Pictures aside, repeat every entry exactly.
═══ Data records
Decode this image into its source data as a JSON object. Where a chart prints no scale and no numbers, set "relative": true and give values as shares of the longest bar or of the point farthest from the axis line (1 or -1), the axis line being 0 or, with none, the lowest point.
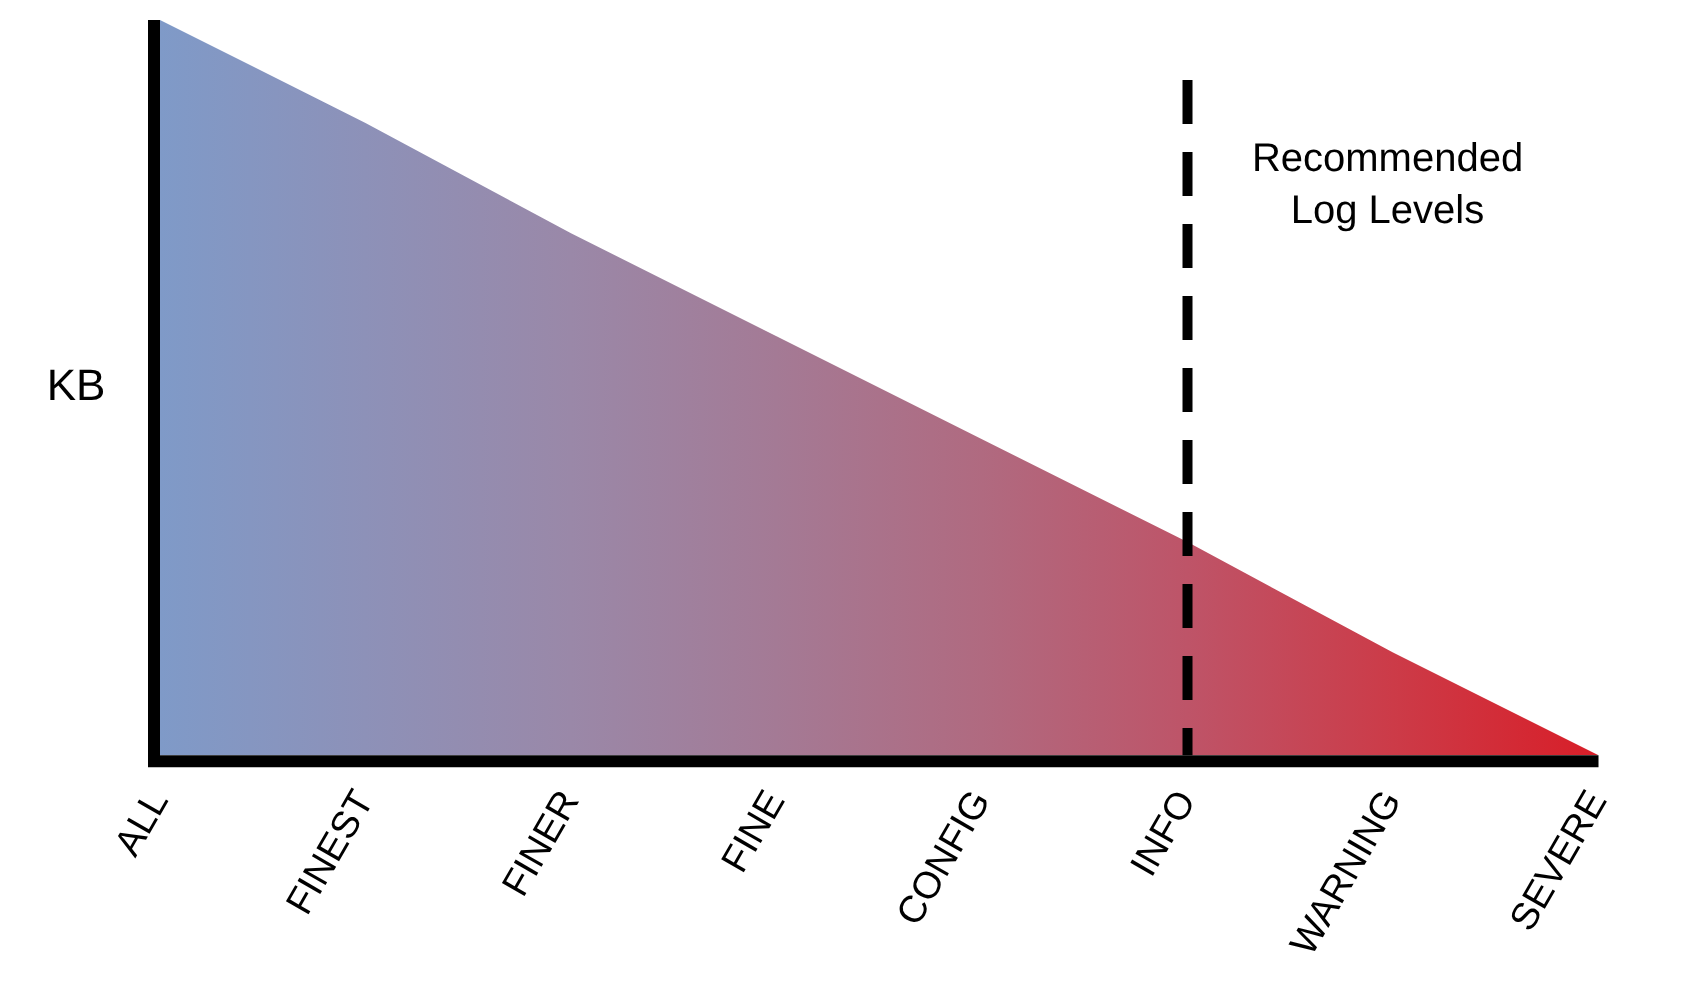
{
  "chart_data": {
    "type": "area",
    "relative": true,
    "ylabel": "KB",
    "categories": [
      "ALL",
      "FINEST",
      "FINER",
      "FINE",
      "CONFIG",
      "INFO",
      "WARNING",
      "SEVERE"
    ],
    "series": [
      {
        "values": [
          1,
          0.86,
          0.71,
          0.57,
          0.43,
          0.29,
          0.14,
          0
        ],
        "colors": [
          "#7f9ac8",
          "#8d91b8",
          "#9a88a8",
          "#a47a95",
          "#b06a80",
          "#be5468",
          "#cc3b48",
          "#d81e28"
        ]
      }
    ],
    "marker": "none",
    "grid": false,
    "legend": false,
    "tick_labels": "x",
    "ref_lines": [
      {
        "axis": "x",
        "value": "INFO",
        "label": "Recommended Log Levels",
        "color": "#000000",
        "line_style": "dashed"
      }
    ]
  }
}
══════
- [Answer to this task]:
Decode this image into its source data as a JSON object. Where a chart prints no scale and no numbers, set "relative": true and give values as shares of the longest bar or of the point farthest from the axis line (1 or -1), the axis line being 0 or, with none, the lowest point.
{
  "chart_data": {
    "type": "area",
    "relative": true,
    "ylabel": "KB",
    "categories": [
      "ALL",
      "FINEST",
      "FINER",
      "FINE",
      "CONFIG",
      "INFO",
      "WARNING",
      "SEVERE"
    ],
    "series": [
      {
        "values": [
          1,
          0.86,
          0.71,
          0.57,
          0.43,
          0.29,
          0.14,
          0
        ],
        "colors": [
          "#7f9ac8",
          "#8d91b8",
          "#9a88a8",
          "#a47a95",
          "#b06a80",
          "#be5468",
          "#cc3b48",
          "#d81e28"
        ]
      }
    ],
    "marker": "none",
    "grid": false,
    "legend": false,
    "tick_labels": "x",
    "ref_lines": [
      {
        "axis": "x",
        "value": "INFO",
        "label": "Recommended Log Levels",
        "color": "#000000",
        "line_style": "dashed"
      }
    ]
  }
}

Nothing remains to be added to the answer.